══ Task data ══

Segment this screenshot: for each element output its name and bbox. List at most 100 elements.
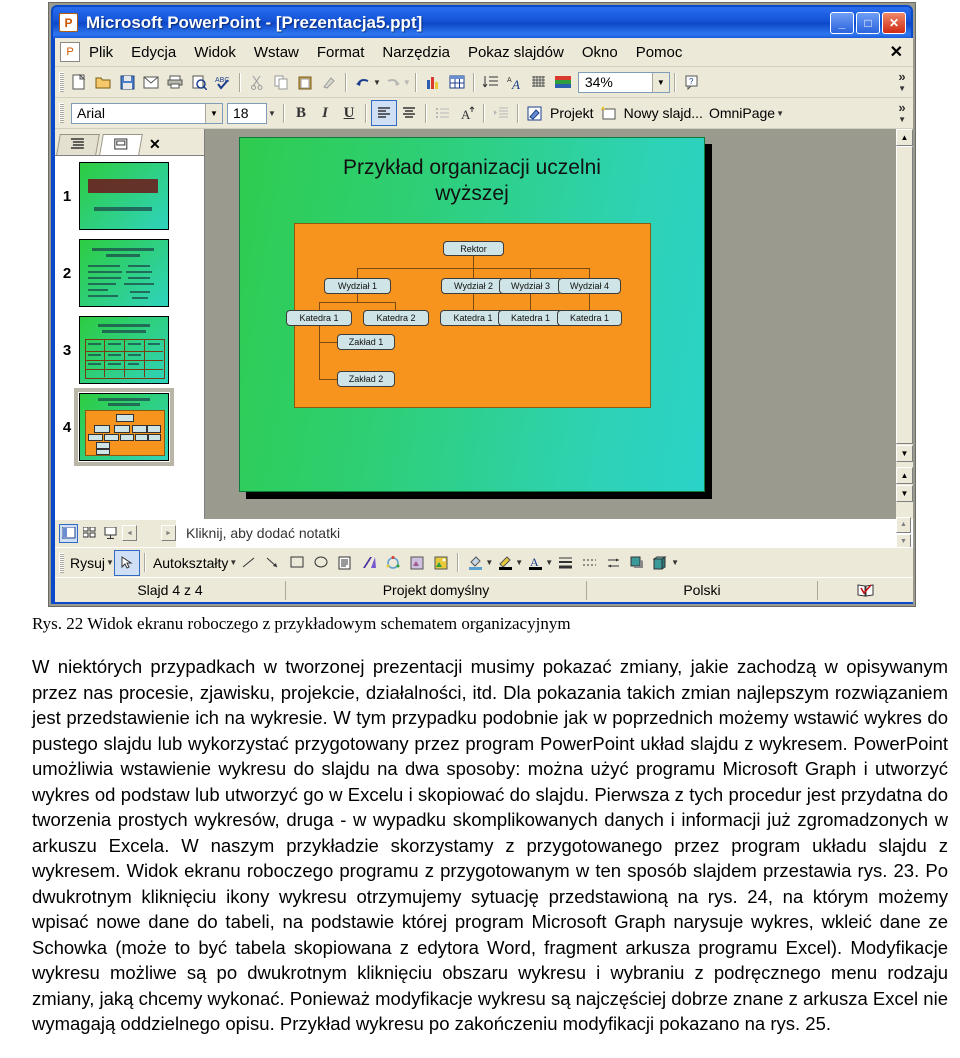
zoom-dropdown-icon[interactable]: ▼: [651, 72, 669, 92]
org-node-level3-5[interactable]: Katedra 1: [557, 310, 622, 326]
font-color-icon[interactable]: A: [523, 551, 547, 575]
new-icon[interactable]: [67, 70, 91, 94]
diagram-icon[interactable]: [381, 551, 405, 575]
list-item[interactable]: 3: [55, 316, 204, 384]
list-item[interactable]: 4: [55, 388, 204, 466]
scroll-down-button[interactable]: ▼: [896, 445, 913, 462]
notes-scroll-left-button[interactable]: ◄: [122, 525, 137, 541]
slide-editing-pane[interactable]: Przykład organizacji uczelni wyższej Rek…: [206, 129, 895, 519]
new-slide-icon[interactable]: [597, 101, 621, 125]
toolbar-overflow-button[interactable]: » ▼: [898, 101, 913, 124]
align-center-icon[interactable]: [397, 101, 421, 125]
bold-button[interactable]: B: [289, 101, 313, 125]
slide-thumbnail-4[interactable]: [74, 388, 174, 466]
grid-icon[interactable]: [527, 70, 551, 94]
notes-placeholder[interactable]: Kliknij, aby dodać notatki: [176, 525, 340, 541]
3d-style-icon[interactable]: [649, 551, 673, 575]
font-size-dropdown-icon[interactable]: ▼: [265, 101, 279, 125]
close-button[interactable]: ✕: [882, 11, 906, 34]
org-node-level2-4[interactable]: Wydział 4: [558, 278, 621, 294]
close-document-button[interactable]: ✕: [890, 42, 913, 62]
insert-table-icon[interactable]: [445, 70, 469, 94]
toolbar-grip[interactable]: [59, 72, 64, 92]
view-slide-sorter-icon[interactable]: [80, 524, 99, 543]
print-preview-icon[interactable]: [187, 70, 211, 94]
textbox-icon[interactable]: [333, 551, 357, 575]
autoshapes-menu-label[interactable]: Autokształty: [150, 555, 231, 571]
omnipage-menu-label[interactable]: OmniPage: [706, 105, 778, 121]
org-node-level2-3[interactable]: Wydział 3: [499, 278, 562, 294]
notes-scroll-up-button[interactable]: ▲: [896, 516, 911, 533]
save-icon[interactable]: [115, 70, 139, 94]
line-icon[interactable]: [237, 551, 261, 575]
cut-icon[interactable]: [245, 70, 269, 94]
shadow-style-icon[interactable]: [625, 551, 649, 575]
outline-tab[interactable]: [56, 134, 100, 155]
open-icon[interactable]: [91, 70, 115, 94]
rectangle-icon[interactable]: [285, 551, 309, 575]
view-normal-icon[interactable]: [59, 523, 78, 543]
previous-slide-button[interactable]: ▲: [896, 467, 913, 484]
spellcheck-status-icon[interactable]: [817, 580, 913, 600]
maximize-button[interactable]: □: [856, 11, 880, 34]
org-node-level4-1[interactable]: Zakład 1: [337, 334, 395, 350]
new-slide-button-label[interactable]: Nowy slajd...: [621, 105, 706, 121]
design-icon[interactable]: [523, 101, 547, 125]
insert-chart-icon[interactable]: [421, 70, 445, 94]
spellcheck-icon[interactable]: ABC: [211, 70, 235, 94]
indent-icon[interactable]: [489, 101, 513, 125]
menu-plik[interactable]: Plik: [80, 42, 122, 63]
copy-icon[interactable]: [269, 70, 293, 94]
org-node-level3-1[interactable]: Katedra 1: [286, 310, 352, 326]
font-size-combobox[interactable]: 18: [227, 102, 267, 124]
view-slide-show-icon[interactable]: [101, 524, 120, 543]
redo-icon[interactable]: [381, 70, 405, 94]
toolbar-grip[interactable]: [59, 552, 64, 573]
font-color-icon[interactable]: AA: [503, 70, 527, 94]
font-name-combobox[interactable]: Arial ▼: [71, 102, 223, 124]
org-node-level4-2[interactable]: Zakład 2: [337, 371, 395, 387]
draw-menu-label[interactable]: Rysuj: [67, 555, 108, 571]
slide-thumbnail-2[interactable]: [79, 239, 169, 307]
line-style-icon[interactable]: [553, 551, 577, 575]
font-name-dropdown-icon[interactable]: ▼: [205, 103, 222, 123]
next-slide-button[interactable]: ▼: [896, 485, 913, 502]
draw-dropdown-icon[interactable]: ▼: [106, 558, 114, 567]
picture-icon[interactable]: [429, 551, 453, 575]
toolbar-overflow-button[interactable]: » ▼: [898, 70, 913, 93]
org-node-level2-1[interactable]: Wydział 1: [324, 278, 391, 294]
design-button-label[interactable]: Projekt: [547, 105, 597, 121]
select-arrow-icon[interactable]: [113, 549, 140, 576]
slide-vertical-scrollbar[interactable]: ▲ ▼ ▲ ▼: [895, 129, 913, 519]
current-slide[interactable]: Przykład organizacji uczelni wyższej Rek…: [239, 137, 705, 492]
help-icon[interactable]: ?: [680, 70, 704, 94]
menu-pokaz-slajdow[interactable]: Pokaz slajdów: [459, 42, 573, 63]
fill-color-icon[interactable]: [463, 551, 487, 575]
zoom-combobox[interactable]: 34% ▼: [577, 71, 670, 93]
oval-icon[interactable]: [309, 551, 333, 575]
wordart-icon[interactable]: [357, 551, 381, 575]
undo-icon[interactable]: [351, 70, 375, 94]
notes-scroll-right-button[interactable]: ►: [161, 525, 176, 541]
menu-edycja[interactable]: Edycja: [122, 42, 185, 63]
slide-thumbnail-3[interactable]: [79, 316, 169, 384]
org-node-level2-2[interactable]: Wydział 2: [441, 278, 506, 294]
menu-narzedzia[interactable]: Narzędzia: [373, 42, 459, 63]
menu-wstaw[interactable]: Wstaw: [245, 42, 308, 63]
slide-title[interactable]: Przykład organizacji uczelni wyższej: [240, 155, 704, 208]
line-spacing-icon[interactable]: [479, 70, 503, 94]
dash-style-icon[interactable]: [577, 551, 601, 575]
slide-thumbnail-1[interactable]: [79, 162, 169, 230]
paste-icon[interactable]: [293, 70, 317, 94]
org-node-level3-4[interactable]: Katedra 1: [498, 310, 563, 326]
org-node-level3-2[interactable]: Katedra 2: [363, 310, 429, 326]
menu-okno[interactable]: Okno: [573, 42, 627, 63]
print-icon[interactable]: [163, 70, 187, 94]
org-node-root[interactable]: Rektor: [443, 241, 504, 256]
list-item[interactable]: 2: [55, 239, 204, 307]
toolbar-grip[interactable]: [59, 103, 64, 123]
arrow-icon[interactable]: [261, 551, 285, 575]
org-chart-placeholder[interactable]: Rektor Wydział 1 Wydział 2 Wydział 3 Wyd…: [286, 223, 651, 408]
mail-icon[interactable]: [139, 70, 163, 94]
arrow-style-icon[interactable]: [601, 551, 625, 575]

═══
══ Task data ══

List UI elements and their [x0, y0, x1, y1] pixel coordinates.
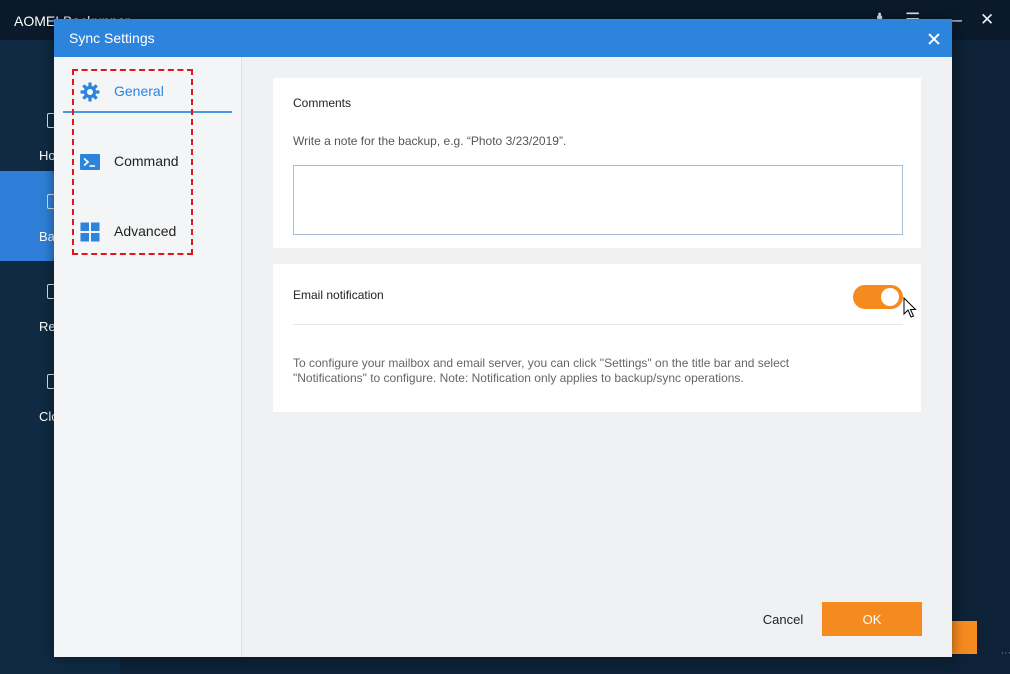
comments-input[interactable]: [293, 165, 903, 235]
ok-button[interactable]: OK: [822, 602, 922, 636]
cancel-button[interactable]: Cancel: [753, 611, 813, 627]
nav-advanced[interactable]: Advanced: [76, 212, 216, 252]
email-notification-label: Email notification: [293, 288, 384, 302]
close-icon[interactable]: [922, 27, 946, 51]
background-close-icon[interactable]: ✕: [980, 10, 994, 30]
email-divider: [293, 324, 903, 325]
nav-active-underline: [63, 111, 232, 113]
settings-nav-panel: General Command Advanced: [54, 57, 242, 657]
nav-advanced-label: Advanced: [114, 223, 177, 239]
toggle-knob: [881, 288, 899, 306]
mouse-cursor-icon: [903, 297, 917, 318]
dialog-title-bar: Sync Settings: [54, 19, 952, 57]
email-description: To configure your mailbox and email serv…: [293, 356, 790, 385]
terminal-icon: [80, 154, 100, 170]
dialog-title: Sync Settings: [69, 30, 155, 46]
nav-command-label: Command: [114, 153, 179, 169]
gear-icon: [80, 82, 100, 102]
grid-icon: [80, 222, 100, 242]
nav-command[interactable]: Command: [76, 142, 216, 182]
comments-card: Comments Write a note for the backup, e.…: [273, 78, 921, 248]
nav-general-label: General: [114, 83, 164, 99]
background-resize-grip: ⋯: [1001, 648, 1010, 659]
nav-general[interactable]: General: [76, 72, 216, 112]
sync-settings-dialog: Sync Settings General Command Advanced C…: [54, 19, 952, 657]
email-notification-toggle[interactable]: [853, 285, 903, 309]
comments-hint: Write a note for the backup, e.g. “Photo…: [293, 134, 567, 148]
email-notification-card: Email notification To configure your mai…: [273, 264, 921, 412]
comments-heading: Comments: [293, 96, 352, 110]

═══
══ Task data ══

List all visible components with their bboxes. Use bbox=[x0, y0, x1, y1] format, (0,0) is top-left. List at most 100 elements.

═══

## Exercise instructions
Reproduce the records from the line containing "List UI elements" through the line containing "cancel-button[interactable]: Cancel: [753, 611, 813, 627]", including both of those lines, and omit any pictures.

## Response to the task
List UI elements and their [x0, y0, x1, y1] pixel coordinates.
comments-input[interactable]: [293, 165, 903, 235]
ok-button[interactable]: OK: [822, 602, 922, 636]
cancel-button[interactable]: Cancel: [753, 611, 813, 627]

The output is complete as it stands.